** The task **
What is needed is a faithful copy of all the records.
============================================================
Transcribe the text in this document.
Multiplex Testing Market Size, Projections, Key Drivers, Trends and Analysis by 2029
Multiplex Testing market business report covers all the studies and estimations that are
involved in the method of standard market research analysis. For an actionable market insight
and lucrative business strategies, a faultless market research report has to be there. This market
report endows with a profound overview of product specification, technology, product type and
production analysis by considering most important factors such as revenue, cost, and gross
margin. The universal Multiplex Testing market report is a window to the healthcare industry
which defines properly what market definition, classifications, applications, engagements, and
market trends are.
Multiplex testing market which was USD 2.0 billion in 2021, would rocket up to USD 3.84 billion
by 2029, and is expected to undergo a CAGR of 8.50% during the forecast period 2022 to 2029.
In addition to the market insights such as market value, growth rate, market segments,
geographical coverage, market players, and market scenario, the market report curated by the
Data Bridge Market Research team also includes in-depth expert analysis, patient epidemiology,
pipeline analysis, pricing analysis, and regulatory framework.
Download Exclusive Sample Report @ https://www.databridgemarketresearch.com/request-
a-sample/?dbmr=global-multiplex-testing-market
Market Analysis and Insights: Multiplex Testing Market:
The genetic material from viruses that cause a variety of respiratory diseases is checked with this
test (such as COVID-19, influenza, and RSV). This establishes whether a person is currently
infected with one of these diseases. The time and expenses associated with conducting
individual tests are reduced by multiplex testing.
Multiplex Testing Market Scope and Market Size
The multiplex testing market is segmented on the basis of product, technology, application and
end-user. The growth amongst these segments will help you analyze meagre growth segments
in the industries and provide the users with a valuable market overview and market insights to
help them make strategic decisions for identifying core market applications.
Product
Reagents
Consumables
============================================================
** Reply **
Transcribe the text in this document.
Multiplex Testing Market Size, Projections, Key Drivers, Trends and Analysis by 2029
Multiplex Testing market business report covers all the studies and estimations that are
involved in the method of standard market research analysis. For an actionable market insight
and lucrative business strategies, a faultless market research report has to be there. This market
report endows with a profound overview of product specification, technology, product type and
production analysis by considering most important factors such as revenue, cost, and gross
margin. The universal Multiplex Testing market report is a window to the healthcare industry
which defines properly what market definition, classifications, applications, engagements, and
market trends are.
Multiplex testing market which was USD 2.0 billion in 2021, would rocket up to USD 3.84 billion
by 2029, and is expected to undergo a CAGR of 8.50% during the forecast period 2022 to 2029.
In addition to the market insights such as market value, growth rate, market segments,
geographical coverage, market players, and market scenario, the market report curated by the
Data Bridge Market Research team also includes in-depth expert analysis, patient epidemiology,
pipeline analysis, pricing analysis, and regulatory framework.
Download Exclusive Sample Report @ https://www.databridgemarketresearch.com/request-
a-sample/?dbmr=global-multiplex-testing-market
Market Analysis and Insights: Multiplex Testing Market:
The genetic material from viruses that cause a variety of respiratory diseases is checked with this
test (such as COVID-19, influenza, and RSV). This establishes whether a person is currently
infected with one of these diseases. The time and expenses associated with conducting
individual tests are reduced by multiplex testing.
Multiplex Testing Market Scope and Market Size
The multiplex testing market is segmented on the basis of product, technology, application and
end-user. The growth amongst these segments will help you analyze meagre growth segments
in the industries and provide the users with a valuable market overview and market insights to
help them make strategic decisions for identifying core market applications.
Product
Reagents
Consumables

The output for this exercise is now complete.